__Aim__
Narrow the data below down to the lines containing "Compatibility".

------ Data section

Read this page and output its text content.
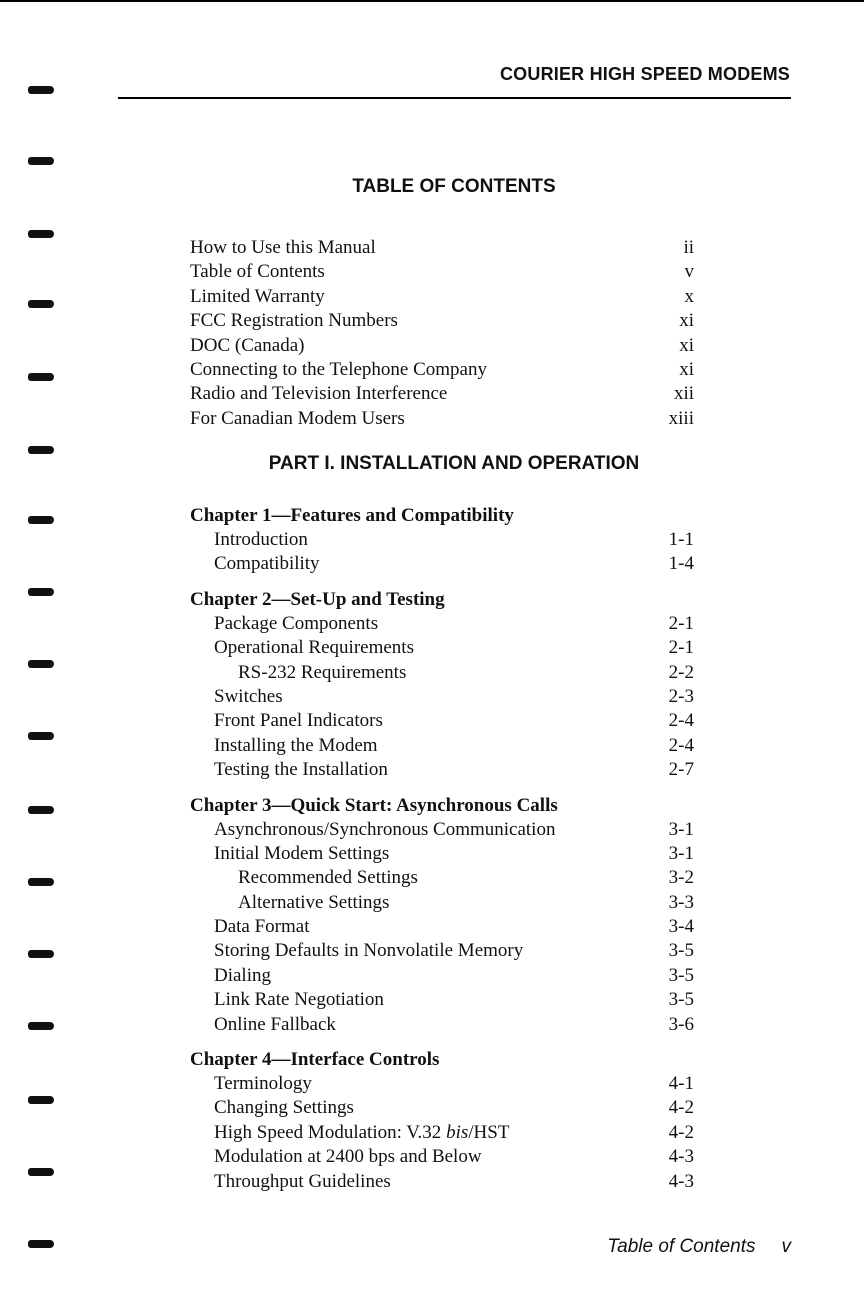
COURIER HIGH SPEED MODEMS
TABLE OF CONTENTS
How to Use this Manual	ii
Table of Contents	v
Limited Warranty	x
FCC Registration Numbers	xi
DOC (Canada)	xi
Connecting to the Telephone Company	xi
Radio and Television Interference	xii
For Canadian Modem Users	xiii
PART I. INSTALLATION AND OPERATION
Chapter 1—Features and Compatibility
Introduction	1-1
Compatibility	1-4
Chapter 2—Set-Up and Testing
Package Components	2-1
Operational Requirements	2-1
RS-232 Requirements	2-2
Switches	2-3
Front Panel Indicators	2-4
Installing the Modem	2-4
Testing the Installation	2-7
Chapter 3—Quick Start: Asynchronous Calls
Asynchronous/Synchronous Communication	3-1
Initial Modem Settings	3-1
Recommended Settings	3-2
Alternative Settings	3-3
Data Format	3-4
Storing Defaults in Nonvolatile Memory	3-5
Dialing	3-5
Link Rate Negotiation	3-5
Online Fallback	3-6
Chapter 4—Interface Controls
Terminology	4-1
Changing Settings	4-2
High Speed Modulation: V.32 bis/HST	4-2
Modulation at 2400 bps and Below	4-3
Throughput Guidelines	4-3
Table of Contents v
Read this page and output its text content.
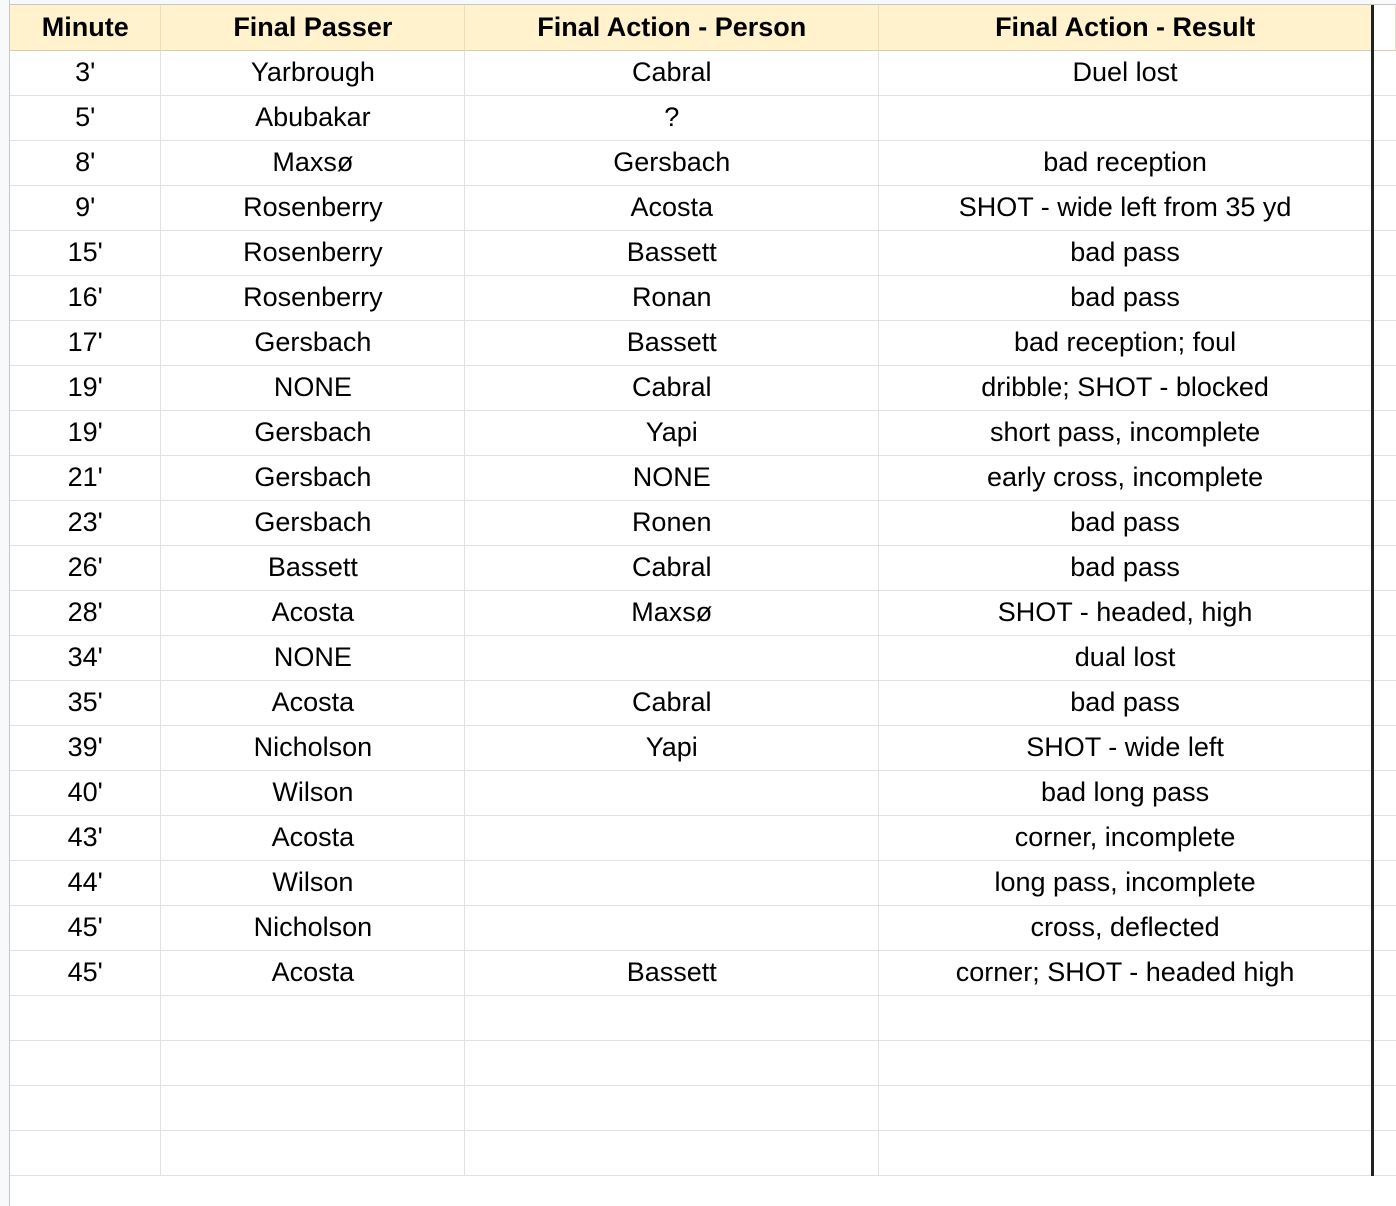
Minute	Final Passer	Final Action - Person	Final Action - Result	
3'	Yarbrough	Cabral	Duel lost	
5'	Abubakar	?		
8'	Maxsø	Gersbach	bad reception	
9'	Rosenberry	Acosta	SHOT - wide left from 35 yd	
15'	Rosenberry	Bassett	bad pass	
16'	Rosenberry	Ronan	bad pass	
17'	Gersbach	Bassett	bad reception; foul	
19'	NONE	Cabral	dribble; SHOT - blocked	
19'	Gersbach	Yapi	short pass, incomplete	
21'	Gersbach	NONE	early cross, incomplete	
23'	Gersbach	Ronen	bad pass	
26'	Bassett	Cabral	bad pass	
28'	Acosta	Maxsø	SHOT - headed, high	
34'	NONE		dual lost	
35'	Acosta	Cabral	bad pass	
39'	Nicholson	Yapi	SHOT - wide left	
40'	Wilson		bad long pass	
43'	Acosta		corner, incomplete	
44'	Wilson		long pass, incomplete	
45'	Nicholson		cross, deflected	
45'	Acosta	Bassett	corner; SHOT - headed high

------------
------ Data section

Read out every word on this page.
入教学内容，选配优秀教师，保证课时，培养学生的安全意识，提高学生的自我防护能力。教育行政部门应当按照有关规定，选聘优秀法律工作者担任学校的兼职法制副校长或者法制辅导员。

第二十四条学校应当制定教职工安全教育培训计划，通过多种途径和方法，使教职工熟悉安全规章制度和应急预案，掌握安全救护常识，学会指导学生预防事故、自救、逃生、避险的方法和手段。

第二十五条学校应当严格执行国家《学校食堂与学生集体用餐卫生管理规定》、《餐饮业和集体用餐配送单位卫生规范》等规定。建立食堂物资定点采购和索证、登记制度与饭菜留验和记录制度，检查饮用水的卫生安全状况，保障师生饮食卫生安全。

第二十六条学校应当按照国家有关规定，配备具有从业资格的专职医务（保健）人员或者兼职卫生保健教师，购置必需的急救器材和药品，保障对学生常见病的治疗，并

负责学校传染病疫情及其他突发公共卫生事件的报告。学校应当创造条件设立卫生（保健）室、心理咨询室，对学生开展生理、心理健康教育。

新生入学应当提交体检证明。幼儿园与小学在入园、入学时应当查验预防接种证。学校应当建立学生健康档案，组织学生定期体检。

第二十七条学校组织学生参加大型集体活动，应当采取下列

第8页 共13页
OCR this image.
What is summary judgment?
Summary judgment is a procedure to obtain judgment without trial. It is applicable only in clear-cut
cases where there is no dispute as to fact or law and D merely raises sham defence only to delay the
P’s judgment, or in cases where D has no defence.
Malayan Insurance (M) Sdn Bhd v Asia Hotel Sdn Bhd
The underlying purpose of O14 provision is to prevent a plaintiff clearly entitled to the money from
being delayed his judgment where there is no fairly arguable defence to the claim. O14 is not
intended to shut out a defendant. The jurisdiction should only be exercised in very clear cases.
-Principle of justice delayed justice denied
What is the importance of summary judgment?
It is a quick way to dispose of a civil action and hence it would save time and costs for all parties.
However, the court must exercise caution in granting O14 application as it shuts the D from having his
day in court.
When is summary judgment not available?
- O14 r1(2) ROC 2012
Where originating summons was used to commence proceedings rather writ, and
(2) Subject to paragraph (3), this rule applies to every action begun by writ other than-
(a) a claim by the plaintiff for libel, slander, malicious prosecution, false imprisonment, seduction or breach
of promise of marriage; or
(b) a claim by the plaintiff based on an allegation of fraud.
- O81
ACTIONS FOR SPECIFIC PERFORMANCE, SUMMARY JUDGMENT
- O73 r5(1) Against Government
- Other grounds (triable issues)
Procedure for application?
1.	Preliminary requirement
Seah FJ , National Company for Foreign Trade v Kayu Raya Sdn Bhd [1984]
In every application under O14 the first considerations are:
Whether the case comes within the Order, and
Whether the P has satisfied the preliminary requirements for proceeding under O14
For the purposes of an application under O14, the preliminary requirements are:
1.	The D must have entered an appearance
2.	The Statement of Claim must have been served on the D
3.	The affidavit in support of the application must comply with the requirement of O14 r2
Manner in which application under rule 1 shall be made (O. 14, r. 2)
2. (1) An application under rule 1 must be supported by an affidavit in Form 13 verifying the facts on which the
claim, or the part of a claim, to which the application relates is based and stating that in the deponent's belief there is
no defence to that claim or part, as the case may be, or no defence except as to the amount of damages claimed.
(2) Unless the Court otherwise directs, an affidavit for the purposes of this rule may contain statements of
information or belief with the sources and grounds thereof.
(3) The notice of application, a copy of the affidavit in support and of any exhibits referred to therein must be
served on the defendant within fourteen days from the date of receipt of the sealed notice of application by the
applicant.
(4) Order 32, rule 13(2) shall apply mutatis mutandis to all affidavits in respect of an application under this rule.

------------

__Reply__
Chapter 1—Features and Compatibility
Compatibility	1-4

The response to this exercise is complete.